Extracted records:
** begin **
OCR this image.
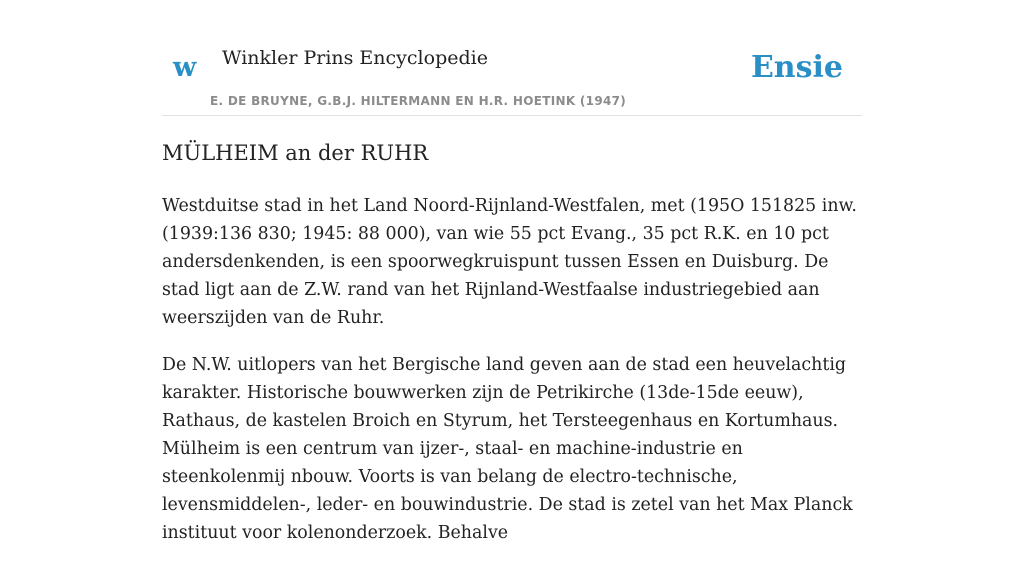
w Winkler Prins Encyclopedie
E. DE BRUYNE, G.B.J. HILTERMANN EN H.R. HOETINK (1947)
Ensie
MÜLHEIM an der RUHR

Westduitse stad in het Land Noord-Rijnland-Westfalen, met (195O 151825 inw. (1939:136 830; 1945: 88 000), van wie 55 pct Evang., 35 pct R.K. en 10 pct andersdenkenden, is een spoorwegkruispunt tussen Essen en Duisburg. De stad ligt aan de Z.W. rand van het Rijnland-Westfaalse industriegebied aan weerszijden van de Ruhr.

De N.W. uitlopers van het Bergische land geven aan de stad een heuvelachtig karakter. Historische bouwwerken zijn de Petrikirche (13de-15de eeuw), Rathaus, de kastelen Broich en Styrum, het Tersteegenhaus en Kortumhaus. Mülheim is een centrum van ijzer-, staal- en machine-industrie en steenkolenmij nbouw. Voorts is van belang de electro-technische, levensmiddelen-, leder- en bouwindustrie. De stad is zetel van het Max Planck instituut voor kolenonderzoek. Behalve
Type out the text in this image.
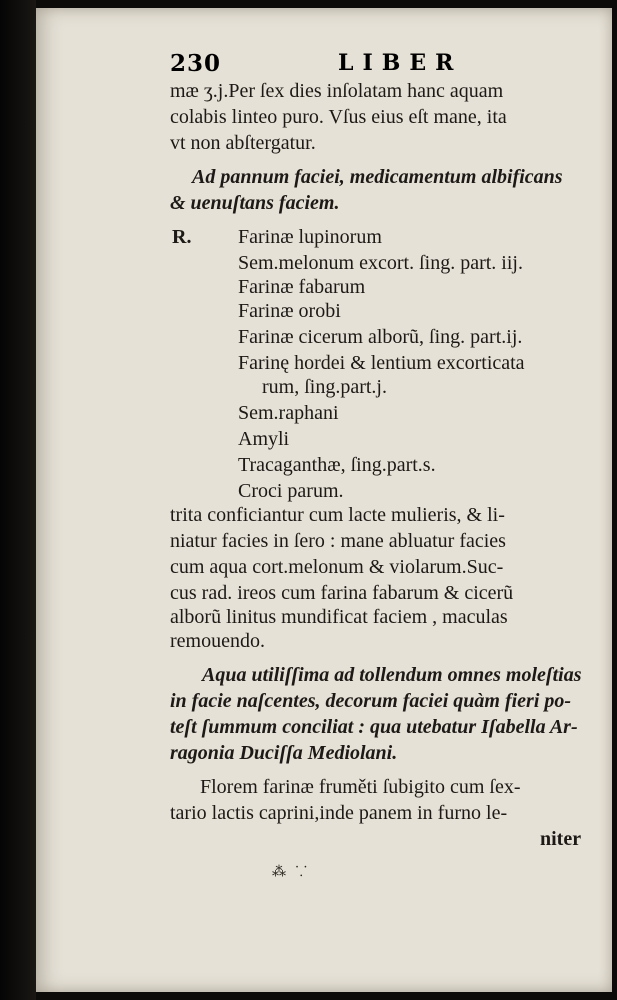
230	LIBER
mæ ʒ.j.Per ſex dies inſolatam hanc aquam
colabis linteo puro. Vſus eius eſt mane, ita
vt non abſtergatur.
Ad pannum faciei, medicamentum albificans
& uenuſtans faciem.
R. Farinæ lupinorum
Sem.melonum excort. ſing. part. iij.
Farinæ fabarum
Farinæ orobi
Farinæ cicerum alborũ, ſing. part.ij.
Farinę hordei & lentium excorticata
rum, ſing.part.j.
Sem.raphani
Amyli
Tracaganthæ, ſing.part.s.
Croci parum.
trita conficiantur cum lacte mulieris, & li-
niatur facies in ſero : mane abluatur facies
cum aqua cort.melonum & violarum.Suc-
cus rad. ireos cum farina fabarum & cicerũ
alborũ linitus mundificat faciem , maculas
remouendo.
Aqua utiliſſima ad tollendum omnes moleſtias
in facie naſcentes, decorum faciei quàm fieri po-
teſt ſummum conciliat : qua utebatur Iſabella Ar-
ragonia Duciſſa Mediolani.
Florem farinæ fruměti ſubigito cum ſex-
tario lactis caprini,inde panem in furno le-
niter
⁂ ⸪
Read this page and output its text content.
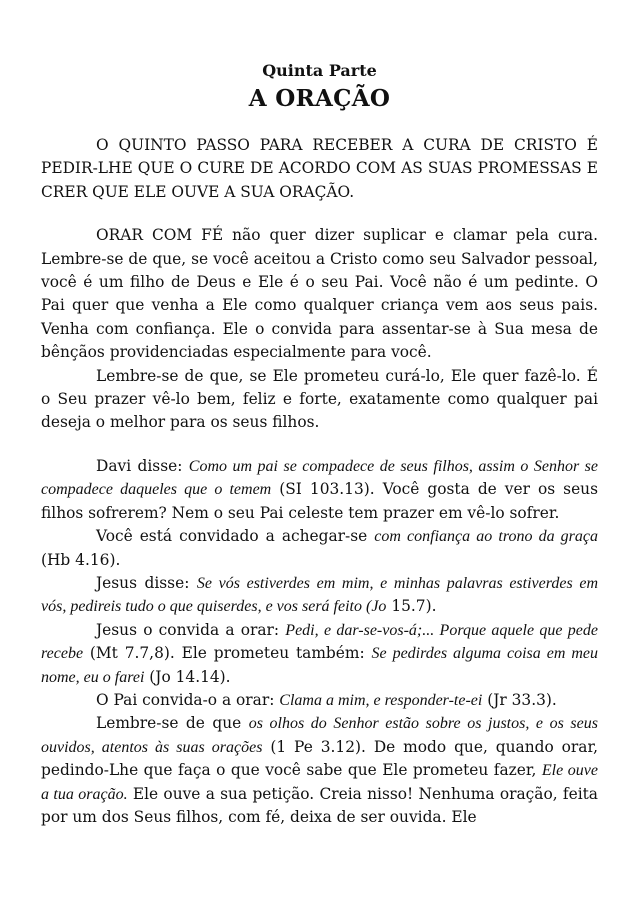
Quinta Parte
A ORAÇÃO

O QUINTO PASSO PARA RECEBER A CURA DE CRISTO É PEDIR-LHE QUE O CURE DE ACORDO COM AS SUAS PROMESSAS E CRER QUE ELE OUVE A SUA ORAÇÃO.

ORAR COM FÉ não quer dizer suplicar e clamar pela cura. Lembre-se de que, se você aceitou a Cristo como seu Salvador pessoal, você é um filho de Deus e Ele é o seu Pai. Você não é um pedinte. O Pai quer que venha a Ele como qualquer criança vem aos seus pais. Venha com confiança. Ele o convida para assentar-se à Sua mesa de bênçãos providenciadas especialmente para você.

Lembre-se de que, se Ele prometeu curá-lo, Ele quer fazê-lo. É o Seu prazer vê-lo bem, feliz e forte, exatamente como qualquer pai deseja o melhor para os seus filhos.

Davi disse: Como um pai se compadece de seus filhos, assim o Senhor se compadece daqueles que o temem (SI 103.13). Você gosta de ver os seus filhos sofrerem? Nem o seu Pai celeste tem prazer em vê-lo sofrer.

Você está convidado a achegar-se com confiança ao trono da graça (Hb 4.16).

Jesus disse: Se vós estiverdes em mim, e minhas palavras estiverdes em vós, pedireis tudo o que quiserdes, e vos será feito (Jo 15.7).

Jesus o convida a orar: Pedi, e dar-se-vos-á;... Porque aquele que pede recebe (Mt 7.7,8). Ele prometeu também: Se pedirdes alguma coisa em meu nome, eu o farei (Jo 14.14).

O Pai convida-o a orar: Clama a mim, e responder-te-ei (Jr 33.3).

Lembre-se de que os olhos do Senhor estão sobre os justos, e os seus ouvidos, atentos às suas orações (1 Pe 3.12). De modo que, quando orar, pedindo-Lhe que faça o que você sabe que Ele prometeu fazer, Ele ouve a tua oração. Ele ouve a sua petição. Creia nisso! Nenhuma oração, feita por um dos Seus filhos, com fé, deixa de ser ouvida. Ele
** end **
(Problem details) From the material above, copy everything exactly but the pictures.

(Output for this exercise)
OCR this image.
w Winkler Prins Encyclopedie
E. DE BRUYNE, G.B.J. HILTERMANN EN H.R. HOETINK (1947)
Ensie
MÜLHEIM an der RUHR

Westduitse stad in het Land Noord-Rijnland-Westfalen, met (195O 151825 inw. (1939:136 830; 1945: 88 000), van wie 55 pct Evang., 35 pct R.K. en 10 pct andersdenkenden, is een spoorwegkruispunt tussen Essen en Duisburg. De stad ligt aan de Z.W. rand van het Rijnland-Westfaalse industriegebied aan weerszijden van de Ruhr.

De N.W. uitlopers van het Bergische land geven aan de stad een heuvelachtig karakter. Historische bouwwerken zijn de Petrikirche (13de-15de eeuw), Rathaus, de kastelen Broich en Styrum, het Tersteegenhaus en Kortumhaus. Mülheim is een centrum van ijzer-, staal- en machine-industrie en steenkolenmij nbouw. Voorts is van belang de electro-technische, levensmiddelen-, leder- en bouwindustrie. De stad is zetel van het Max Planck instituut voor kolenonderzoek. Behalve
Type out the text in this image.
230	LIBER
mæ ʒ.j.Per ſex dies inſolatam hanc aquam
colabis linteo puro. Vſus eius eſt mane, ita
vt non abſtergatur.
Ad pannum faciei, medicamentum albificans
& uenuſtans faciem.
R. Farinæ lupinorum
Sem.melonum excort. ſing. part. iij.
Farinæ fabarum
Farinæ orobi
Farinæ cicerum alborũ, ſing. part.ij.
Farinę hordei & lentium excorticata
rum, ſing.part.j.
Sem.raphani
Amyli
Tracaganthæ, ſing.part.s.
Croci parum.
trita conficiantur cum lacte mulieris, & li-
niatur facies in ſero : mane abluatur facies
cum aqua cort.melonum & violarum.Suc-
cus rad. ireos cum farina fabarum & cicerũ
alborũ linitus mundificat faciem , maculas
remouendo.
Aqua utiliſſima ad tollendum omnes moleſtias
in facie naſcentes, decorum faciei quàm fieri po-
teſt ſummum conciliat : qua utebatur Iſabella Ar-
ragonia Duciſſa Mediolani.
Florem farinæ fruměti ſubigito cum ſex-
tario lactis caprini,inde panem in furno le-
niter
⁂ ⸪
Read this page and output its text content.
Quinta Parte
A ORAÇÃO

O QUINTO PASSO PARA RECEBER A CURA DE CRISTO É PEDIR-LHE QUE O CURE DE ACORDO COM AS SUAS PROMESSAS E CRER QUE ELE OUVE A SUA ORAÇÃO.

ORAR COM FÉ não quer dizer suplicar e clamar pela cura. Lembre-se de que, se você aceitou a Cristo como seu Salvador pessoal, você é um filho de Deus e Ele é o seu Pai. Você não é um pedinte. O Pai quer que venha a Ele como qualquer criança vem aos seus pais. Venha com confiança. Ele o convida para assentar-se à Sua mesa de bênçãos providenciadas especialmente para você.

Lembre-se de que, se Ele prometeu curá-lo, Ele quer fazê-lo. É o Seu prazer vê-lo bem, feliz e forte, exatamente como qualquer pai deseja o melhor para os seus filhos.

Davi disse: Como um pai se compadece de seus filhos, assim o Senhor se compadece daqueles que o temem (SI 103.13). Você gosta de ver os seus filhos sofrerem? Nem o seu Pai celeste tem prazer em vê-lo sofrer.

Você está convidado a achegar-se com confiança ao trono da graça (Hb 4.16).

Jesus disse: Se vós estiverdes em mim, e minhas palavras estiverdes em vós, pedireis tudo o que quiserdes, e vos será feito (Jo 15.7).

Jesus o convida a orar: Pedi, e dar-se-vos-á;... Porque aquele que pede recebe (Mt 7.7,8). Ele prometeu também: Se pedirdes alguma coisa em meu nome, eu o farei (Jo 14.14).

O Pai convida-o a orar: Clama a mim, e responder-te-ei (Jr 33.3).

Lembre-se de que os olhos do Senhor estão sobre os justos, e os seus ouvidos, atentos às suas orações (1 Pe 3.12). De modo que, quando orar, pedindo-Lhe que faça o que você sabe que Ele prometeu fazer, Ele ouve a tua oração. Ele ouve a sua petição. Creia nisso! Nenhuma oração, feita por um dos Seus filhos, com fé, deixa de ser ouvida. Ele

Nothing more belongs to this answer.